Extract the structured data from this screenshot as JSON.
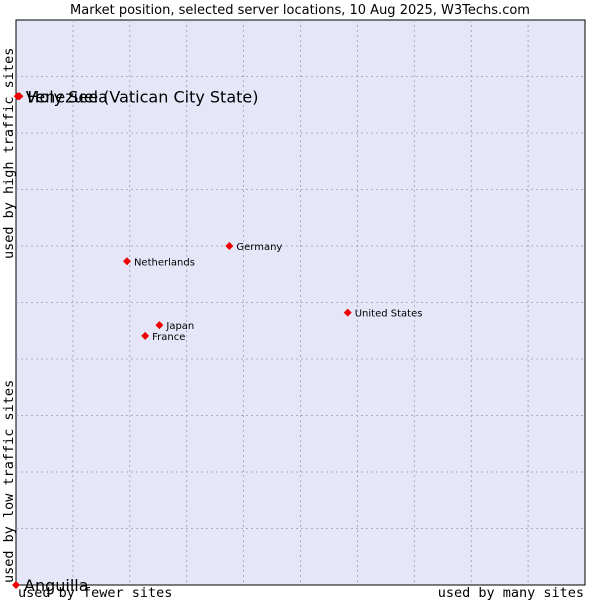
{
  "chart_data": {
    "type": "scatter",
    "title": "Market position, selected server locations, 10 Aug 2025, W3Techs.com",
    "x_axis": {
      "low_label": "used by fewer sites",
      "high_label": "used by many sites",
      "range": [
        0,
        100
      ]
    },
    "y_axis": {
      "low_label": "used by low traffic sites",
      "high_label": "used by high traffic sites",
      "range": [
        0,
        100
      ]
    },
    "grid": true,
    "points": [
      {
        "name": "Holy See (Vatican City State)",
        "x": 0.6,
        "y": 86.5,
        "label_size": "large"
      },
      {
        "name": "Venezuela",
        "x": 0.3,
        "y": 86.5,
        "label_size": "large"
      },
      {
        "name": "Anguilla",
        "x": 0.0,
        "y": 0.0,
        "label_size": "large"
      },
      {
        "name": "Germany",
        "x": 37.5,
        "y": 60.0,
        "label_size": "small"
      },
      {
        "name": "Netherlands",
        "x": 19.5,
        "y": 57.3,
        "label_size": "small"
      },
      {
        "name": "United States",
        "x": 58.3,
        "y": 48.2,
        "label_size": "small"
      },
      {
        "name": "Japan",
        "x": 25.2,
        "y": 46.0,
        "label_size": "small"
      },
      {
        "name": "France",
        "x": 22.7,
        "y": 44.1,
        "label_size": "small"
      }
    ],
    "colors": {
      "plot_background": "#e5e7f8",
      "grid": "#9a9cb0",
      "marker": "#ee0000"
    }
  }
}
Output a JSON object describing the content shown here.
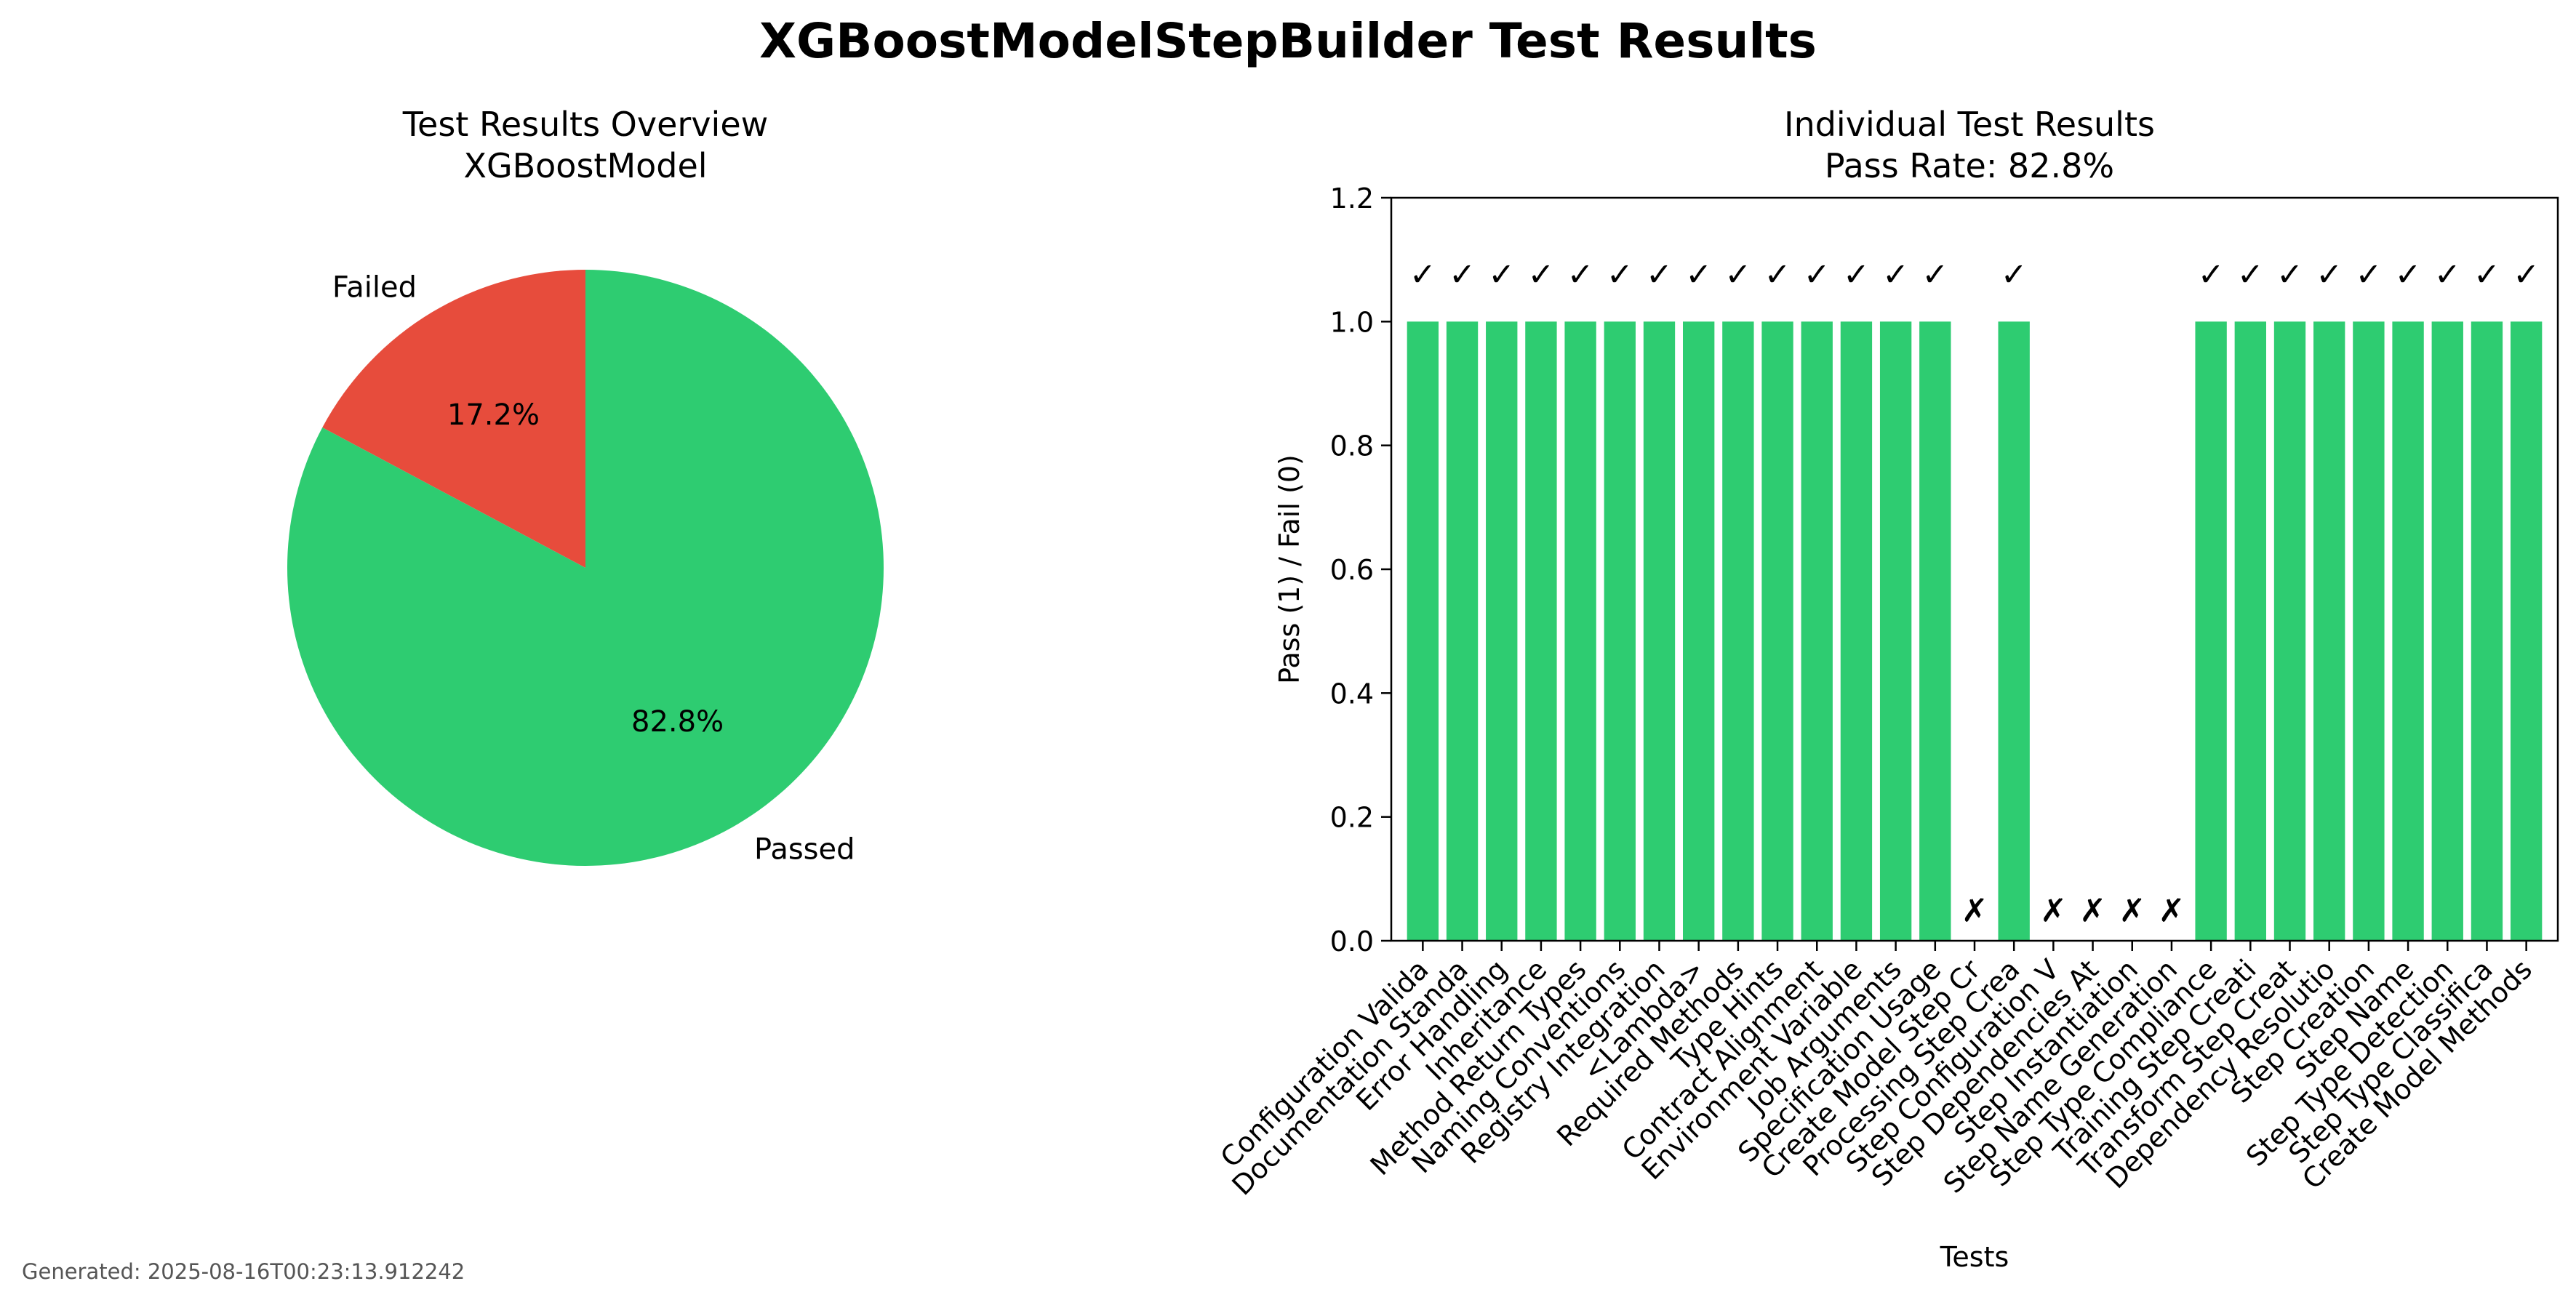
{
  "page": {
    "title": "XGBoostModelStepBuilder Test Results",
    "footer": "Generated: 2025-08-16T00:23:13.912242"
  },
  "chart_data": [
    {
      "type": "pie",
      "title": "Test Results Overview",
      "subtitle": "XGBoostModel",
      "slices": [
        {
          "label": "Passed",
          "value": 82.8,
          "pct_label": "82.8%",
          "color": "#2ecc71"
        },
        {
          "label": "Failed",
          "value": 17.2,
          "pct_label": "17.2%",
          "color": "#e74c3c"
        }
      ]
    },
    {
      "type": "bar",
      "title": "Individual Test Results",
      "subtitle": "Pass Rate: 82.8%",
      "xlabel": "Tests",
      "ylabel": "Pass (1) / Fail (0)",
      "ylim": [
        0,
        1.2
      ],
      "yticks": [
        "0.0",
        "0.2",
        "0.4",
        "0.6",
        "0.8",
        "1.0",
        "1.2"
      ],
      "bar_color": "#2ecc71",
      "pass_mark": "✓",
      "fail_mark": "✗",
      "categories": [
        "Configuration Valida",
        "Documentation Standa",
        "Error Handling",
        "Inheritance",
        "Method Return Types",
        "Naming Conventions",
        "Registry Integration",
        "<Lambda>",
        "Required Methods",
        "Type Hints",
        "Contract Alignment",
        "Environment Variable",
        "Job Arguments",
        "Specification Usage",
        "Create Model Step Cr",
        "Processing Step Crea",
        "Step Configuration V",
        "Step Dependencies At",
        "Step Instantiation",
        "Step Name Generation",
        "Step Type Compliance",
        "Training Step Creati",
        "Transform Step Creat",
        "Dependency Resolutio",
        "Step Creation",
        "Step Name",
        "Step Type Detection",
        "Step Type Classifica",
        "Create Model Methods"
      ],
      "values": [
        1,
        1,
        1,
        1,
        1,
        1,
        1,
        1,
        1,
        1,
        1,
        1,
        1,
        1,
        0,
        1,
        0,
        0,
        0,
        0,
        1,
        1,
        1,
        1,
        1,
        1,
        1,
        1,
        1
      ]
    }
  ]
}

_What you need to do_: Examine the records and pull out every line where the string "Configuration" occurs.

_The reply_:
        "Configuration Valida",
        "Step Configuration V",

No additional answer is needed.